▶ _What you will do_:
Give the data a second time, exactly and in full.

-----

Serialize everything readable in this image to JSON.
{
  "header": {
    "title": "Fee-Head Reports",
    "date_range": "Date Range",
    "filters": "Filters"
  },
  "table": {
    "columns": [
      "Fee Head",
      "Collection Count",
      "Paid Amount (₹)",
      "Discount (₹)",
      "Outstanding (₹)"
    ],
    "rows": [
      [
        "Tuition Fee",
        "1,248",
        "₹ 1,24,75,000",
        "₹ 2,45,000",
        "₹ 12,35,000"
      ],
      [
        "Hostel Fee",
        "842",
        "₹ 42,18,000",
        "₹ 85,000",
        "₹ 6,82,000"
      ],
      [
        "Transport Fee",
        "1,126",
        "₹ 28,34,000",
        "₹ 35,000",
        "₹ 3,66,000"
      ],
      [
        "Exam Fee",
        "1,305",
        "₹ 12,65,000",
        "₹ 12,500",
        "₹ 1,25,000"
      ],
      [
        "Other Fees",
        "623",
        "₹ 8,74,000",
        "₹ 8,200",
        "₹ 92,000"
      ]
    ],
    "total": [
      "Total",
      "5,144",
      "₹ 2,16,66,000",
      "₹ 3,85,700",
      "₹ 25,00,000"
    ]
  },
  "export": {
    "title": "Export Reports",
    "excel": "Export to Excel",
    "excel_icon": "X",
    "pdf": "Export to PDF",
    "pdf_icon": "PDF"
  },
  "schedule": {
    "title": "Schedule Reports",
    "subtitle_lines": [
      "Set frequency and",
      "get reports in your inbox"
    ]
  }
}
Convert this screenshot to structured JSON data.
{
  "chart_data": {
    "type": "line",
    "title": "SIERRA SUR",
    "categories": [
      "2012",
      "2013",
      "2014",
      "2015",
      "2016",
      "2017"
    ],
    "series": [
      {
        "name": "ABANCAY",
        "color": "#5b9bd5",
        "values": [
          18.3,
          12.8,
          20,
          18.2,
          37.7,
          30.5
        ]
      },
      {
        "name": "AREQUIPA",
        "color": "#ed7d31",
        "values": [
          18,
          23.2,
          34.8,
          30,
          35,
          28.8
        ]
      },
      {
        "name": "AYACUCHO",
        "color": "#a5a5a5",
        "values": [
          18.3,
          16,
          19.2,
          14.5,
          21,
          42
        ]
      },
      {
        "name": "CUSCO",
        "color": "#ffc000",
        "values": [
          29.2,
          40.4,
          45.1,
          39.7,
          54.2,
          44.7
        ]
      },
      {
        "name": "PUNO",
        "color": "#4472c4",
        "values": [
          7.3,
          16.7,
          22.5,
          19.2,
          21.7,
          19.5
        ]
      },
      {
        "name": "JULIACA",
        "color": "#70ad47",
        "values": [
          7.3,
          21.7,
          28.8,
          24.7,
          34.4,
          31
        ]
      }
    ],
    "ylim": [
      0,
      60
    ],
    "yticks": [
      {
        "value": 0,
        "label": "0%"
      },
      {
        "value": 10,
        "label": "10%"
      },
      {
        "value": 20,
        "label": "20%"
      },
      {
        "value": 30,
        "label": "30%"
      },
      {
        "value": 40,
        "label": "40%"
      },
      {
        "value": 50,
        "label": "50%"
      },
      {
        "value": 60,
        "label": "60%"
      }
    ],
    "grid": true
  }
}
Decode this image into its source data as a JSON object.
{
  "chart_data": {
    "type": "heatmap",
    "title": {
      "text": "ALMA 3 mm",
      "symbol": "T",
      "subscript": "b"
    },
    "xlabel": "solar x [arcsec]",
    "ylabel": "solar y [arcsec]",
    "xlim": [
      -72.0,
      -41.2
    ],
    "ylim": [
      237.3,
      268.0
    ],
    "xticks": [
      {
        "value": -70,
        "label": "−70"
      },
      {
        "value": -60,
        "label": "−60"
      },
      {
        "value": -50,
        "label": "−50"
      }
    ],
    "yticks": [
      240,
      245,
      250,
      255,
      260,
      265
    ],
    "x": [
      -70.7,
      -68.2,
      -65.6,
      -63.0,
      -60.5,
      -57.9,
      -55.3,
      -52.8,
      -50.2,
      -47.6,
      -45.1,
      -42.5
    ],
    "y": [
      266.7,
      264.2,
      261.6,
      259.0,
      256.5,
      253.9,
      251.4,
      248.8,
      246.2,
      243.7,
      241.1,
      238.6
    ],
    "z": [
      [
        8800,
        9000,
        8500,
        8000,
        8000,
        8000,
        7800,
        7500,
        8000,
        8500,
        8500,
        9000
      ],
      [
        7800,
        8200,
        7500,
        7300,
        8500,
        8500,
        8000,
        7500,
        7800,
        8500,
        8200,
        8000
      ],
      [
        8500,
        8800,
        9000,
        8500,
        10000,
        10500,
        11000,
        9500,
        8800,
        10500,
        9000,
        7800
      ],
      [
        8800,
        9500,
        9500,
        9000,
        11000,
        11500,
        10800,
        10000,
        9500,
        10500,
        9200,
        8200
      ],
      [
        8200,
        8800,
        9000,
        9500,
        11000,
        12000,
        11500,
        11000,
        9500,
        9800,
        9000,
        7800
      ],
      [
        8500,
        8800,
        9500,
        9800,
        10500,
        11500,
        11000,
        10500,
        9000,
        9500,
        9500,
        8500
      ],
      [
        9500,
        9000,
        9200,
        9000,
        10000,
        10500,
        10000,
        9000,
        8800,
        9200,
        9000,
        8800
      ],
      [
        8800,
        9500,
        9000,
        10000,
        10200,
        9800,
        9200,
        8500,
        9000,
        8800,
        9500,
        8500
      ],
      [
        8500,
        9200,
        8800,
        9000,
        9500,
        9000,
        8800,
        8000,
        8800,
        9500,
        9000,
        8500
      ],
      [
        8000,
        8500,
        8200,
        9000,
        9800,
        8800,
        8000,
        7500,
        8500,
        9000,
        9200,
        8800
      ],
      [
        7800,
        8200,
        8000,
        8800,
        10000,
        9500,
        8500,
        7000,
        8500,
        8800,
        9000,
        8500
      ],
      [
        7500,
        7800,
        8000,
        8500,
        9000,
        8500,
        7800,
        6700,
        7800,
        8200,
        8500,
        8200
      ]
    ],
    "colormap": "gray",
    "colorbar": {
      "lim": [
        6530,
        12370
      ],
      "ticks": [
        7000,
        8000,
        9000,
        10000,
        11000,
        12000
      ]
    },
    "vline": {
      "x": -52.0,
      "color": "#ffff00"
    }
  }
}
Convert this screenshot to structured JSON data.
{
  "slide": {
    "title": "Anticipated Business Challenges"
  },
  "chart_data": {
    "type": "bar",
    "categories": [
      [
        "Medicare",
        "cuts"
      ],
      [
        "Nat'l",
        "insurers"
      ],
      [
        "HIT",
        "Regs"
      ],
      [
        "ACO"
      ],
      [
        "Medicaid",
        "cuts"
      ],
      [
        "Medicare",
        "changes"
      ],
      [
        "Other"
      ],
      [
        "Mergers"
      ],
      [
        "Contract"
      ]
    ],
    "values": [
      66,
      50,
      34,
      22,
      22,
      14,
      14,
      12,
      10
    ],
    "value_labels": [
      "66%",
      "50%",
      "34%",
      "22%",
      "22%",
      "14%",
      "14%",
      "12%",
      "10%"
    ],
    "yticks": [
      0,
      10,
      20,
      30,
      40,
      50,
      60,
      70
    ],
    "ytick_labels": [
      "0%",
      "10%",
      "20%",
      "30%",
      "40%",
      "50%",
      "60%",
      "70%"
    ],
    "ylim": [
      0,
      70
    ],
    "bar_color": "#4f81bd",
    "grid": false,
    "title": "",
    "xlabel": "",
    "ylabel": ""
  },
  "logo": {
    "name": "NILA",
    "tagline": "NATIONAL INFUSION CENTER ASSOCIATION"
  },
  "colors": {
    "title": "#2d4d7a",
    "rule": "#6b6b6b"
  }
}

-----

▶ _Task solution_:
Serialize everything readable in this image to JSON.
{
  "header": {
    "title": "Fee-Head Reports",
    "date_range": "Date Range",
    "filters": "Filters"
  },
  "table": {
    "columns": [
      "Fee Head",
      "Collection Count",
      "Paid Amount (₹)",
      "Discount (₹)",
      "Outstanding (₹)"
    ],
    "rows": [
      [
        "Tuition Fee",
        "1,248",
        "₹ 1,24,75,000",
        "₹ 2,45,000",
        "₹ 12,35,000"
      ],
      [
        "Hostel Fee",
        "842",
        "₹ 42,18,000",
        "₹ 85,000",
        "₹ 6,82,000"
      ],
      [
        "Transport Fee",
        "1,126",
        "₹ 28,34,000",
        "₹ 35,000",
        "₹ 3,66,000"
      ],
      [
        "Exam Fee",
        "1,305",
        "₹ 12,65,000",
        "₹ 12,500",
        "₹ 1,25,000"
      ],
      [
        "Other Fees",
        "623",
        "₹ 8,74,000",
        "₹ 8,200",
        "₹ 92,000"
      ]
    ],
    "total": [
      "Total",
      "5,144",
      "₹ 2,16,66,000",
      "₹ 3,85,700",
      "₹ 25,00,000"
    ]
  },
  "export": {
    "title": "Export Reports",
    "excel": "Export to Excel",
    "excel_icon": "X",
    "pdf": "Export to PDF",
    "pdf_icon": "PDF"
  },
  "schedule": {
    "title": "Schedule Reports",
    "subtitle_lines": [
      "Set frequency and",
      "get reports in your inbox"
    ]
  }
}
Convert this screenshot to structured JSON data.
{
  "chart_data": {
    "type": "line",
    "title": "SIERRA SUR",
    "categories": [
      "2012",
      "2013",
      "2014",
      "2015",
      "2016",
      "2017"
    ],
    "series": [
      {
        "name": "ABANCAY",
        "color": "#5b9bd5",
        "values": [
          18.3,
          12.8,
          20,
          18.2,
          37.7,
          30.5
        ]
      },
      {
        "name": "AREQUIPA",
        "color": "#ed7d31",
        "values": [
          18,
          23.2,
          34.8,
          30,
          35,
          28.8
        ]
      },
      {
        "name": "AYACUCHO",
        "color": "#a5a5a5",
        "values": [
          18.3,
          16,
          19.2,
          14.5,
          21,
          42
        ]
      },
      {
        "name": "CUSCO",
        "color": "#ffc000",
        "values": [
          29.2,
          40.4,
          45.1,
          39.7,
          54.2,
          44.7
        ]
      },
      {
        "name": "PUNO",
        "color": "#4472c4",
        "values": [
          7.3,
          16.7,
          22.5,
          19.2,
          21.7,
          19.5
        ]
      },
      {
        "name": "JULIACA",
        "color": "#70ad47",
        "values": [
          7.3,
          21.7,
          28.8,
          24.7,
          34.4,
          31
        ]
      }
    ],
    "ylim": [
      0,
      60
    ],
    "yticks": [
      {
        "value": 0,
        "label": "0%"
      },
      {
        "value": 10,
        "label": "10%"
      },
      {
        "value": 20,
        "label": "20%"
      },
      {
        "value": 30,
        "label": "30%"
      },
      {
        "value": 40,
        "label": "40%"
      },
      {
        "value": 50,
        "label": "50%"
      },
      {
        "value": 60,
        "label": "60%"
      }
    ],
    "grid": true
  }
}
Decode this image into its source data as a JSON object.
{
  "chart_data": {
    "type": "heatmap",
    "title": {
      "text": "ALMA 3 mm",
      "symbol": "T",
      "subscript": "b"
    },
    "xlabel": "solar x [arcsec]",
    "ylabel": "solar y [arcsec]",
    "xlim": [
      -72.0,
      -41.2
    ],
    "ylim": [
      237.3,
      268.0
    ],
    "xticks": [
      {
        "value": -70,
        "label": "−70"
      },
      {
        "value": -60,
        "label": "−60"
      },
      {
        "value": -50,
        "label": "−50"
      }
    ],
    "yticks": [
      240,
      245,
      250,
      255,
      260,
      265
    ],
    "x": [
      -70.7,
      -68.2,
      -65.6,
      -63.0,
      -60.5,
      -57.9,
      -55.3,
      -52.8,
      -50.2,
      -47.6,
      -45.1,
      -42.5
    ],
    "y": [
      266.7,
      264.2,
      261.6,
      259.0,
      256.5,
      253.9,
      251.4,
      248.8,
      246.2,
      243.7,
      241.1,
      238.6
    ],
    "z": [
      [
        8800,
        9000,
        8500,
        8000,
        8000,
        8000,
        7800,
        7500,
        8000,
        8500,
        8500,
        9000
      ],
      [
        7800,
        8200,
        7500,
        7300,
        8500,
        8500,
        8000,
        7500,
        7800,
        8500,
        8200,
        8000
      ],
      [
        8500,
        8800,
        9000,
        8500,
        10000,
        10500,
        11000,
        9500,
        8800,
        10500,
        9000,
        7800
      ],
      [
        8800,
        9500,
        9500,
        9000,
        11000,
        11500,
        10800,
        10000,
        9500,
        10500,
        9200,
        8200
      ],
      [
        8200,
        8800,
        9000,
        9500,
        11000,
        12000,
        11500,
        11000,
        9500,
        9800,
        9000,
        7800
      ],
      [
        8500,
        8800,
        9500,
        9800,
        10500,
        11500,
        11000,
        10500,
        9000,
        9500,
        9500,
        8500
      ],
      [
        9500,
        9000,
        9200,
        9000,
        10000,
        10500,
        10000,
        9000,
        8800,
        9200,
        9000,
        8800
      ],
      [
        8800,
        9500,
        9000,
        10000,
        10200,
        9800,
        9200,
        8500,
        9000,
        8800,
        9500,
        8500
      ],
      [
        8500,
        9200,
        8800,
        9000,
        9500,
        9000,
        8800,
        8000,
        8800,
        9500,
        9000,
        8500
      ],
      [
        8000,
        8500,
        8200,
        9000,
        9800,
        8800,
        8000,
        7500,
        8500,
        9000,
        9200,
        8800
      ],
      [
        7800,
        8200,
        8000,
        8800,
        10000,
        9500,
        8500,
        7000,
        8500,
        8800,
        9000,
        8500
      ],
      [
        7500,
        7800,
        8000,
        8500,
        9000,
        8500,
        7800,
        6700,
        7800,
        8200,
        8500,
        8200
      ]
    ],
    "colormap": "gray",
    "colorbar": {
      "lim": [
        6530,
        12370
      ],
      "ticks": [
        7000,
        8000,
        9000,
        10000,
        11000,
        12000
      ]
    },
    "vline": {
      "x": -52.0,
      "color": "#ffff00"
    }
  }
}
Convert this screenshot to structured JSON data.
{
  "slide": {
    "title": "Anticipated Business Challenges"
  },
  "chart_data": {
    "type": "bar",
    "categories": [
      [
        "Medicare",
        "cuts"
      ],
      [
        "Nat'l",
        "insurers"
      ],
      [
        "HIT",
        "Regs"
      ],
      [
        "ACO"
      ],
      [
        "Medicaid",
        "cuts"
      ],
      [
        "Medicare",
        "changes"
      ],
      [
        "Other"
      ],
      [
        "Mergers"
      ],
      [
        "Contract"
      ]
    ],
    "values": [
      66,
      50,
      34,
      22,
      22,
      14,
      14,
      12,
      10
    ],
    "value_labels": [
      "66%",
      "50%",
      "34%",
      "22%",
      "22%",
      "14%",
      "14%",
      "12%",
      "10%"
    ],
    "yticks": [
      0,
      10,
      20,
      30,
      40,
      50,
      60,
      70
    ],
    "ytick_labels": [
      "0%",
      "10%",
      "20%",
      "30%",
      "40%",
      "50%",
      "60%",
      "70%"
    ],
    "ylim": [
      0,
      70
    ],
    "bar_color": "#4f81bd",
    "grid": false,
    "title": "",
    "xlabel": "",
    "ylabel": ""
  },
  "logo": {
    "name": "NILA",
    "tagline": "NATIONAL INFUSION CENTER ASSOCIATION"
  },
  "colors": {
    "title": "#2d4d7a",
    "rule": "#6b6b6b"
  }
}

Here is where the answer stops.